• What to do: From the material below, list every line containing "MiaoKo".

[START Material provided]

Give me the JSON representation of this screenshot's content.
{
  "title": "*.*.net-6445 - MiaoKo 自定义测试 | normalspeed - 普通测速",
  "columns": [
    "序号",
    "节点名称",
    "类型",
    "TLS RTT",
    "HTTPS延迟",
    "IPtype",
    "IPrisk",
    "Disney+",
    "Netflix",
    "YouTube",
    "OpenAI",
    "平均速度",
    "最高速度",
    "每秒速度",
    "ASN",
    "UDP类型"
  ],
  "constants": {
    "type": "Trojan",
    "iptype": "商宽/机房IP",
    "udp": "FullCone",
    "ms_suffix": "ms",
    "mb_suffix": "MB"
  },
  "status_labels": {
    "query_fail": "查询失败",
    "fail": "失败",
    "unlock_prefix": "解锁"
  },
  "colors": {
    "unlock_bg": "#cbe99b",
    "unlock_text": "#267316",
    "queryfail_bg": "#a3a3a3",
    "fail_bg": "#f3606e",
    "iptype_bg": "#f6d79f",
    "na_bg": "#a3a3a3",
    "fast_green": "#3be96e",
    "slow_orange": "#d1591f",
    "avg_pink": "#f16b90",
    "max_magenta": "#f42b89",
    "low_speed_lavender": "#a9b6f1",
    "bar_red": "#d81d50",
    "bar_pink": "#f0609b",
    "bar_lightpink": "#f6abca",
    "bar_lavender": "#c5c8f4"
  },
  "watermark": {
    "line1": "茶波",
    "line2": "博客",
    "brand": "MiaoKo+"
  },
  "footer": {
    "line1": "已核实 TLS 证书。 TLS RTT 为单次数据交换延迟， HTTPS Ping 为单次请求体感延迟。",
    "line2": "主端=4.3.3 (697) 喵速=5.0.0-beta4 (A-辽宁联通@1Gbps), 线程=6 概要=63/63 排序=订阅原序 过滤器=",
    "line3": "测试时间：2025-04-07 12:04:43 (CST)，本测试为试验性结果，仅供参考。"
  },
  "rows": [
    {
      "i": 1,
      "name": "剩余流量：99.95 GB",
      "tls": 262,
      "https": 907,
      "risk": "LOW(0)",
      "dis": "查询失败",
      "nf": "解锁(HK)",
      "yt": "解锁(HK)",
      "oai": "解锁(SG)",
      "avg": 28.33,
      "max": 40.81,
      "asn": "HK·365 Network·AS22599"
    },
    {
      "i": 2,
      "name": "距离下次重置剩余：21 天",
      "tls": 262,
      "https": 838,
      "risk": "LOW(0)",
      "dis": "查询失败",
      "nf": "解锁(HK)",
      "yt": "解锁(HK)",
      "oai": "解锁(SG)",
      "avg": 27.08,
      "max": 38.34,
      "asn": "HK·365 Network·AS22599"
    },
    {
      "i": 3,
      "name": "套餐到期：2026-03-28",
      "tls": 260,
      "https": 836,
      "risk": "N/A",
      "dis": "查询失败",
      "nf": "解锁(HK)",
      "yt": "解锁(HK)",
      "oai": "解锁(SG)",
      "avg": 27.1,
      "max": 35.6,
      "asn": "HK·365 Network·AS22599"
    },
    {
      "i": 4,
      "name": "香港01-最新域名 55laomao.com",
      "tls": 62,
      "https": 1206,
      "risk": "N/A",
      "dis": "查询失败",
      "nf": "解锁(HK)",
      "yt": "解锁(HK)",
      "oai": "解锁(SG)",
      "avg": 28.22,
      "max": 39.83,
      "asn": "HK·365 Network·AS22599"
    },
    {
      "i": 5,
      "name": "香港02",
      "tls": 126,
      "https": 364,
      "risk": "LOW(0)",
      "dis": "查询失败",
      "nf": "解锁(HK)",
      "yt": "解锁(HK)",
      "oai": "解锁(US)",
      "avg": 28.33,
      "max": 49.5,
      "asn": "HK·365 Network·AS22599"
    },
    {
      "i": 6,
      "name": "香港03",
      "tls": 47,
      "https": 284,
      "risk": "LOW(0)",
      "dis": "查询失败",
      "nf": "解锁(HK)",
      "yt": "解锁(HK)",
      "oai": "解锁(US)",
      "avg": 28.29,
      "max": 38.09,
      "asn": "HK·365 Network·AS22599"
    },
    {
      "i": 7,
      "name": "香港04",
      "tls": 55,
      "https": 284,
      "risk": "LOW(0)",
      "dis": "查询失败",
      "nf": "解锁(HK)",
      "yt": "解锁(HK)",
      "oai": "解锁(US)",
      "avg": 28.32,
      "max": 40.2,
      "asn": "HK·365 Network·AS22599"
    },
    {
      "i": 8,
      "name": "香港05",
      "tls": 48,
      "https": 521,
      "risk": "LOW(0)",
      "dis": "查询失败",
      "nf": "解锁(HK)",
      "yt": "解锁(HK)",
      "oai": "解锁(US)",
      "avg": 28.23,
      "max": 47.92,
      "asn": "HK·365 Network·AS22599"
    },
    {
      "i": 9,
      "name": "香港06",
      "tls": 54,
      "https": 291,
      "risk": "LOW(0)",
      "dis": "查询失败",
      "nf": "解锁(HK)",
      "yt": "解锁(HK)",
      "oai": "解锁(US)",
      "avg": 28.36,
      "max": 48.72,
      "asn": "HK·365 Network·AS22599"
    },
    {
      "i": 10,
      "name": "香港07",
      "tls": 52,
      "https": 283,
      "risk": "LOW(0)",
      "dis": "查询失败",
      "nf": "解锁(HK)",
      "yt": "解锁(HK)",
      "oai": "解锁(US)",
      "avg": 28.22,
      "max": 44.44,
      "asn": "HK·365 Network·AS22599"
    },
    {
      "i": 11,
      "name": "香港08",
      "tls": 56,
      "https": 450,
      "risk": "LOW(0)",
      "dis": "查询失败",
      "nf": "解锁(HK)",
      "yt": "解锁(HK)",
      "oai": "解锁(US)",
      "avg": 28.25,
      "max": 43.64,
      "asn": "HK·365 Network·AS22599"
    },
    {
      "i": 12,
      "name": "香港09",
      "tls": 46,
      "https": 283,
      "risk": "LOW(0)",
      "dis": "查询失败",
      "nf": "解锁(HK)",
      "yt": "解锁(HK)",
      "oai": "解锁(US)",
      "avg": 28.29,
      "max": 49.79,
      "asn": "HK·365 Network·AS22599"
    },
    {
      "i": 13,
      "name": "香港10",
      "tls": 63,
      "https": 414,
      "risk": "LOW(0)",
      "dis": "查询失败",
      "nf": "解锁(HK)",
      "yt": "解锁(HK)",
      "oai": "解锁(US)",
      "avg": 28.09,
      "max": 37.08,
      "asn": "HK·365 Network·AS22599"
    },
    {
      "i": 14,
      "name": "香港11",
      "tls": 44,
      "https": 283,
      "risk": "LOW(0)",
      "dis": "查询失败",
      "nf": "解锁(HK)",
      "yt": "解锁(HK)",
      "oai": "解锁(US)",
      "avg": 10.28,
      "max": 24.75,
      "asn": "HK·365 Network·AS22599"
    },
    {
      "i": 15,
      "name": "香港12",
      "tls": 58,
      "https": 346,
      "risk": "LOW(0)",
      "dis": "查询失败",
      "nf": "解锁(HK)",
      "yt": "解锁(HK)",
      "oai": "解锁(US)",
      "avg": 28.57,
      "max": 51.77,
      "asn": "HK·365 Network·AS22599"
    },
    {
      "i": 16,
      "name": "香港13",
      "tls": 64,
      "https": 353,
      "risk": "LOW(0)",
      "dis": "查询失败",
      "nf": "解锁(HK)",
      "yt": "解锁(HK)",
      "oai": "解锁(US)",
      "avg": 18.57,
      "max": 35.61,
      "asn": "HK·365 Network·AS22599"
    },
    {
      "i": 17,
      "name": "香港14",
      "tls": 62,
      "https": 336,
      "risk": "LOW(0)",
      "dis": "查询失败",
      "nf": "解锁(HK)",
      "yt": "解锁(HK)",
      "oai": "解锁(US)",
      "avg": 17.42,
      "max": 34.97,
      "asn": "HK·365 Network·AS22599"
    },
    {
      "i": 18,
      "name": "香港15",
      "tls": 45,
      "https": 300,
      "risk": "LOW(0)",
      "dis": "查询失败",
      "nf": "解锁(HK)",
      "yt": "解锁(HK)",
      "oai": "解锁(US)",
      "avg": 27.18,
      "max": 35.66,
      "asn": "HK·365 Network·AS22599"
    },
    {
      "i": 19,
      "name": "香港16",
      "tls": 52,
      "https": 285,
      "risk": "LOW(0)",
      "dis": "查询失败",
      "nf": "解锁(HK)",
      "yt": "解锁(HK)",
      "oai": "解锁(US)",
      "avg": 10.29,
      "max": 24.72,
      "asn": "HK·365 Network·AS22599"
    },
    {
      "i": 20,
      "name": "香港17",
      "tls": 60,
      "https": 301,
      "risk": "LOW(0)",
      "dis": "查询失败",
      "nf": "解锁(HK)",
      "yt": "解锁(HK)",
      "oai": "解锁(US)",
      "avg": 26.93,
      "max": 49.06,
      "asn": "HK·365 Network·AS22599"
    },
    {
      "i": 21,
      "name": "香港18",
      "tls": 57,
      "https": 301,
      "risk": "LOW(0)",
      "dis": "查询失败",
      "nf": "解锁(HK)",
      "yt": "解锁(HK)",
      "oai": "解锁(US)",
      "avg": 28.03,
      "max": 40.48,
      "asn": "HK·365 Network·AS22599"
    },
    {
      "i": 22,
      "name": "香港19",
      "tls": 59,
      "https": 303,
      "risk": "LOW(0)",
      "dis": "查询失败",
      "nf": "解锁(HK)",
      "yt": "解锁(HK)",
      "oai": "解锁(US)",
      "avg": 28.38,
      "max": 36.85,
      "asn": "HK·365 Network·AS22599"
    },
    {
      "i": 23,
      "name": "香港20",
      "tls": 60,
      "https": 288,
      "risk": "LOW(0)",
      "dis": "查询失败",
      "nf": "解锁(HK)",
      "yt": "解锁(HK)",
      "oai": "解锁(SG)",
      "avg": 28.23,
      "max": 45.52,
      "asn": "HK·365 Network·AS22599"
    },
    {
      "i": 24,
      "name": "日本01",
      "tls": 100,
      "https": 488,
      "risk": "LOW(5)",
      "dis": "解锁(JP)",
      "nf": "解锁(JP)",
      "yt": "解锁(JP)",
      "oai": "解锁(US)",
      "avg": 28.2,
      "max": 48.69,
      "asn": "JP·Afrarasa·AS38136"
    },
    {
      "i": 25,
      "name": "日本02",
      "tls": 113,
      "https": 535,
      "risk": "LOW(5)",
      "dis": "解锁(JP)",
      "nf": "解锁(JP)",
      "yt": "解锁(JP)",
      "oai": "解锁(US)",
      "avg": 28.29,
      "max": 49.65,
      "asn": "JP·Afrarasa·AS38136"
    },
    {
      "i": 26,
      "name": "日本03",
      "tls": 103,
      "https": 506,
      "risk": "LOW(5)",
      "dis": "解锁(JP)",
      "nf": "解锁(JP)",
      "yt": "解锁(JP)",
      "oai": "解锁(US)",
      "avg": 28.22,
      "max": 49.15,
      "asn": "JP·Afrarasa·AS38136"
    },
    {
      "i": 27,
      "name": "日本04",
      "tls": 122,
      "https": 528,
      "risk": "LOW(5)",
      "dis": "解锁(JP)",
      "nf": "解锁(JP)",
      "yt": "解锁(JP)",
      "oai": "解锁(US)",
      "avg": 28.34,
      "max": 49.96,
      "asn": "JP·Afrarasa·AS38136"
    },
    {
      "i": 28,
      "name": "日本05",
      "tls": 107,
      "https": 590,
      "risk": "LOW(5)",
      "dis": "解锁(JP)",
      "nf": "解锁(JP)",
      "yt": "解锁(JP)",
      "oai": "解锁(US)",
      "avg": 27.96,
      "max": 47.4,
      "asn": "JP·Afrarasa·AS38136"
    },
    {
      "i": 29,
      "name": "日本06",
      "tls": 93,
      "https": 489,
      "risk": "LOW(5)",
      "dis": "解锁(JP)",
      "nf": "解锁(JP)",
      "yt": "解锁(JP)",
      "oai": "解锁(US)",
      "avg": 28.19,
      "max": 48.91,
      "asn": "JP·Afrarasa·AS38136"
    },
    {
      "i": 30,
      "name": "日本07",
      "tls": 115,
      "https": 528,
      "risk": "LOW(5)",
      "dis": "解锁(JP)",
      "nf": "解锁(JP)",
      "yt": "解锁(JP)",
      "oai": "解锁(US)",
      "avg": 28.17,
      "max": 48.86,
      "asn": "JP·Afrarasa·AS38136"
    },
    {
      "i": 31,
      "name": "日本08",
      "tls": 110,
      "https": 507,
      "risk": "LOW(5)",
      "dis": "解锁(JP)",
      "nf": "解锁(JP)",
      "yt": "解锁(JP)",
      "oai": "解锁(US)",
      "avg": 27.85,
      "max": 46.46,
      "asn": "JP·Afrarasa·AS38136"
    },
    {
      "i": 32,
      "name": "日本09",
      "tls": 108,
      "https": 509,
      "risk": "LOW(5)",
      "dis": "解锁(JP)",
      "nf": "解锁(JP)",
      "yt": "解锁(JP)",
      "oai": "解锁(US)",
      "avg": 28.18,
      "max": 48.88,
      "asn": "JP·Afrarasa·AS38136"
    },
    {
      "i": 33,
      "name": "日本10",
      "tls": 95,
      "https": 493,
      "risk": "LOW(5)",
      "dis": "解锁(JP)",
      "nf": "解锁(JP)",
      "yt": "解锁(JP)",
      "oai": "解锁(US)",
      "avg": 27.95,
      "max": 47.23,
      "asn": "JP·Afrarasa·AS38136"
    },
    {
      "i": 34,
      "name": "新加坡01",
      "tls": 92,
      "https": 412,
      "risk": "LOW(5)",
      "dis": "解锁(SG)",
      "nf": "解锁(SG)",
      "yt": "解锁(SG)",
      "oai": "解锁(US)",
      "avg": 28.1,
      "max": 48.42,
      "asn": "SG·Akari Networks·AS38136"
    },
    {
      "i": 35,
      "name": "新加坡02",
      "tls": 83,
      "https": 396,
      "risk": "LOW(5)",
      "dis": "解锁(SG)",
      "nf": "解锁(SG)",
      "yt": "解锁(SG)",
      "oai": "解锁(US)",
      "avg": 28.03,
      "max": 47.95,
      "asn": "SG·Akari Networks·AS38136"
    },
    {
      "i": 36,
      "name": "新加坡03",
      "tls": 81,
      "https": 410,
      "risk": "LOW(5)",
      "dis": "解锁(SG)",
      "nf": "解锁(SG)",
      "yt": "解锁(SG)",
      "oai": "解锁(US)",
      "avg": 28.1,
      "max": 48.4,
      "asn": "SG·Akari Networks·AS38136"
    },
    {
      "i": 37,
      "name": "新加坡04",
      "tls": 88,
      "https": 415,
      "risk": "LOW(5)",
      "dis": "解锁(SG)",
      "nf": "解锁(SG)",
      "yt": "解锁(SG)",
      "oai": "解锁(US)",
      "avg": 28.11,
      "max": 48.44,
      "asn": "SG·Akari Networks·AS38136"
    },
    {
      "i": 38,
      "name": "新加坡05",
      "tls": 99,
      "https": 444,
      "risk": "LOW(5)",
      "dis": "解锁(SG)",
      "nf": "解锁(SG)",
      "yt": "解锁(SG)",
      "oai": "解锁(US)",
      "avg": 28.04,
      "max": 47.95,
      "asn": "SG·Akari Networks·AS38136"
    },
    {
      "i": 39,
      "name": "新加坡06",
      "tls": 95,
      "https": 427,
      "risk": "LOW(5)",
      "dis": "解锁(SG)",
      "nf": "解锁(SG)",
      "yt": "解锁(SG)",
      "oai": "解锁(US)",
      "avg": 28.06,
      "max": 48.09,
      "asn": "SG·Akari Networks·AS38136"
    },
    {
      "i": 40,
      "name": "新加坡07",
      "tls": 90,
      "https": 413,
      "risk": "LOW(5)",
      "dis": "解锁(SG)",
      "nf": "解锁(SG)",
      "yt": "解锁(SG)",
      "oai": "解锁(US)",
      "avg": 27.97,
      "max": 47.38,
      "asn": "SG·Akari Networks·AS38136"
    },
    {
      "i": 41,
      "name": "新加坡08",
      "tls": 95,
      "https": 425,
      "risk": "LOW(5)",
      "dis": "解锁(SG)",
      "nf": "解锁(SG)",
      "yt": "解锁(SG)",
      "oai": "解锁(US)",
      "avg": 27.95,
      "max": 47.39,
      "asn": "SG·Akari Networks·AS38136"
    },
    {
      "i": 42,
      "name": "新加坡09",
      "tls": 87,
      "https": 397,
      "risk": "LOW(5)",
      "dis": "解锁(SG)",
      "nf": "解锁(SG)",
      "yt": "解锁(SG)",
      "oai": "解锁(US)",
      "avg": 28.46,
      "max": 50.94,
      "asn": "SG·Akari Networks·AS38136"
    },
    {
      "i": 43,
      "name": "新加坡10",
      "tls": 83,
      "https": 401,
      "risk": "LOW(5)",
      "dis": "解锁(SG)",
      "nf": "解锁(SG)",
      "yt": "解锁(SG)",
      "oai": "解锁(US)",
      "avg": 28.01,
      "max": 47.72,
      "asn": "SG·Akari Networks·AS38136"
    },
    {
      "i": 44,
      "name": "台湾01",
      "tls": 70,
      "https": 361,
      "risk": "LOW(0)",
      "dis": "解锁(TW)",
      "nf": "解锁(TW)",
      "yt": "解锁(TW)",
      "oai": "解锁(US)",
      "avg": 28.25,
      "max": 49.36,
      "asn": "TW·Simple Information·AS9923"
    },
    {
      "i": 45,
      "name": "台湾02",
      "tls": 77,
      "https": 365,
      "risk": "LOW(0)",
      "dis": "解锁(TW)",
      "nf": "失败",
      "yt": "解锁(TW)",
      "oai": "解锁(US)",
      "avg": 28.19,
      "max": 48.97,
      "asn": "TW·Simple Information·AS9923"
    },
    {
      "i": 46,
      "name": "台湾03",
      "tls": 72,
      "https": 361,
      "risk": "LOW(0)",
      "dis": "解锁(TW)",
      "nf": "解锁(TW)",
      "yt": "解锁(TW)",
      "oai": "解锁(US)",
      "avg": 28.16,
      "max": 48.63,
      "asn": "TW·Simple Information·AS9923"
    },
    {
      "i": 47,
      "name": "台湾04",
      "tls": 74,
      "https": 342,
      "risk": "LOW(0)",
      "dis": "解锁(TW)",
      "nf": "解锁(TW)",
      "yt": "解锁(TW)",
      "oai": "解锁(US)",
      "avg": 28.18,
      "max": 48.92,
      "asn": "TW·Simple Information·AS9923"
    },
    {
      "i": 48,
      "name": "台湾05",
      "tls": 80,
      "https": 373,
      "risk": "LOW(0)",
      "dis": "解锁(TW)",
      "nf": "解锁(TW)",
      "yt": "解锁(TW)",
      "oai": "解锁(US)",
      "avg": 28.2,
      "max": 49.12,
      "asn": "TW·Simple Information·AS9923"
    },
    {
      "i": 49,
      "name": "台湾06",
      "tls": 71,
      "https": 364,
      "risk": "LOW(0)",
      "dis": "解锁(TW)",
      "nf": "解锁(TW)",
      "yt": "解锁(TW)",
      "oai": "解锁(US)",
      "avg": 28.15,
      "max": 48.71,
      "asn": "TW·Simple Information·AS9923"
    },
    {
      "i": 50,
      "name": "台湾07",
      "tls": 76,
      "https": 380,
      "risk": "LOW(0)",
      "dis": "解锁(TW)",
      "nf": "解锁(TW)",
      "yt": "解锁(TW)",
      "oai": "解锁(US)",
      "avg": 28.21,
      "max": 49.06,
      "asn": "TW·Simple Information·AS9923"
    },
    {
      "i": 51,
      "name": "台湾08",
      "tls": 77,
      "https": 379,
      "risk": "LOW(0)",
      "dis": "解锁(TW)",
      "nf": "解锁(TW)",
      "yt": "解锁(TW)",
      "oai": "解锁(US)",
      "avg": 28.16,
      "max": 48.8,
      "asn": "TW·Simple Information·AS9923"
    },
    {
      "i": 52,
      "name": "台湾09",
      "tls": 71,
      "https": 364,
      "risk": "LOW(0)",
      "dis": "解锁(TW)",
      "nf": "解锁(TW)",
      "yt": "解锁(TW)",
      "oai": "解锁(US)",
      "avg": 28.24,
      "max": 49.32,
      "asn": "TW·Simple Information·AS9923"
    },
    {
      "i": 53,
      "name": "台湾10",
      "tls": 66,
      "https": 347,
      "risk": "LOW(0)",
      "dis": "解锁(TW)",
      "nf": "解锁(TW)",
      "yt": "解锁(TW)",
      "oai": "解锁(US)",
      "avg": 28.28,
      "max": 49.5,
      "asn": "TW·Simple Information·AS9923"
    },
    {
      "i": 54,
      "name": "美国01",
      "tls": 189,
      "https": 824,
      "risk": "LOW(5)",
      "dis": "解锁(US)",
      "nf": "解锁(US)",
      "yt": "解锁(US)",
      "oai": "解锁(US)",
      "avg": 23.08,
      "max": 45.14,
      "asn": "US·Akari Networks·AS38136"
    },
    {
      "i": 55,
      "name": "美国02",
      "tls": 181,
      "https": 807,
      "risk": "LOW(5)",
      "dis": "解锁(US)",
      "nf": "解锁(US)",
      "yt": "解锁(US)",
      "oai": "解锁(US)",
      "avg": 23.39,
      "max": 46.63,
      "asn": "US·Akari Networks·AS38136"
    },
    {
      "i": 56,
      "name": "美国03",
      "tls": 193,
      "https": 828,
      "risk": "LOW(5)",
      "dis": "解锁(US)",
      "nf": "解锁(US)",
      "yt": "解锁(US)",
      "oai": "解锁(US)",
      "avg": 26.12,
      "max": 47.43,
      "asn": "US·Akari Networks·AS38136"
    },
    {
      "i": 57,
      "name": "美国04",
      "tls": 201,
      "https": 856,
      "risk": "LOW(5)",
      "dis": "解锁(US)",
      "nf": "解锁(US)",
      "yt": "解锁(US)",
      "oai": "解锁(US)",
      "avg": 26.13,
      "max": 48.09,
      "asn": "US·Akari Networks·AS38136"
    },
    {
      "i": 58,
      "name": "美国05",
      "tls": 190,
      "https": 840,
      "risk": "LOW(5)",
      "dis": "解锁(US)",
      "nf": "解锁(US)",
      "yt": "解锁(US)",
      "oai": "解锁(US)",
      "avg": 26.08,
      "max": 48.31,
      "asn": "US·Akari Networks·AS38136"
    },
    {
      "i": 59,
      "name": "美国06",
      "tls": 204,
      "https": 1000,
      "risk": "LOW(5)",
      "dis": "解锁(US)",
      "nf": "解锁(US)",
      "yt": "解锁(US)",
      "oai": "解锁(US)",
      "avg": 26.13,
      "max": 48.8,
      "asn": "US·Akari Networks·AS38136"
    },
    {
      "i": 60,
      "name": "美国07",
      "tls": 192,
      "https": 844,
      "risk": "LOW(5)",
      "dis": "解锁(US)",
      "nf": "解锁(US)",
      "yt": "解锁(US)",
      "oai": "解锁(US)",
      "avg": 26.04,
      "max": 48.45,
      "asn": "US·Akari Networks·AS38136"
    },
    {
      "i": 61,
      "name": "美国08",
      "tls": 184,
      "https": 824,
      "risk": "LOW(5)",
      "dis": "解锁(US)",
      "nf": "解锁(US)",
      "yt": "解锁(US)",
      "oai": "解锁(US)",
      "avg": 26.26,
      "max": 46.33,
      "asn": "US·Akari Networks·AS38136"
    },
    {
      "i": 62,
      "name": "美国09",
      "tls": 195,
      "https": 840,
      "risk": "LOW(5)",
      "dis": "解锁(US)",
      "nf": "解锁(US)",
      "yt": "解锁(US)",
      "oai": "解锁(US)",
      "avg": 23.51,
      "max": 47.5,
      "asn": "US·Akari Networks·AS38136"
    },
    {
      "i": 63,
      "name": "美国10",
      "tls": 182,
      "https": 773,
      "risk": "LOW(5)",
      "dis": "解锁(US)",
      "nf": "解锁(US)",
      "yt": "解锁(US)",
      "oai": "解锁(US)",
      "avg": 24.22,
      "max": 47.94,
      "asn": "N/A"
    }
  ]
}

[END Material provided]

• Complete response:
  "title": "*.*.net-6445 - MiaoKo 自定义测试 | normalspeed - 普通测速",
    "brand": "MiaoKo+"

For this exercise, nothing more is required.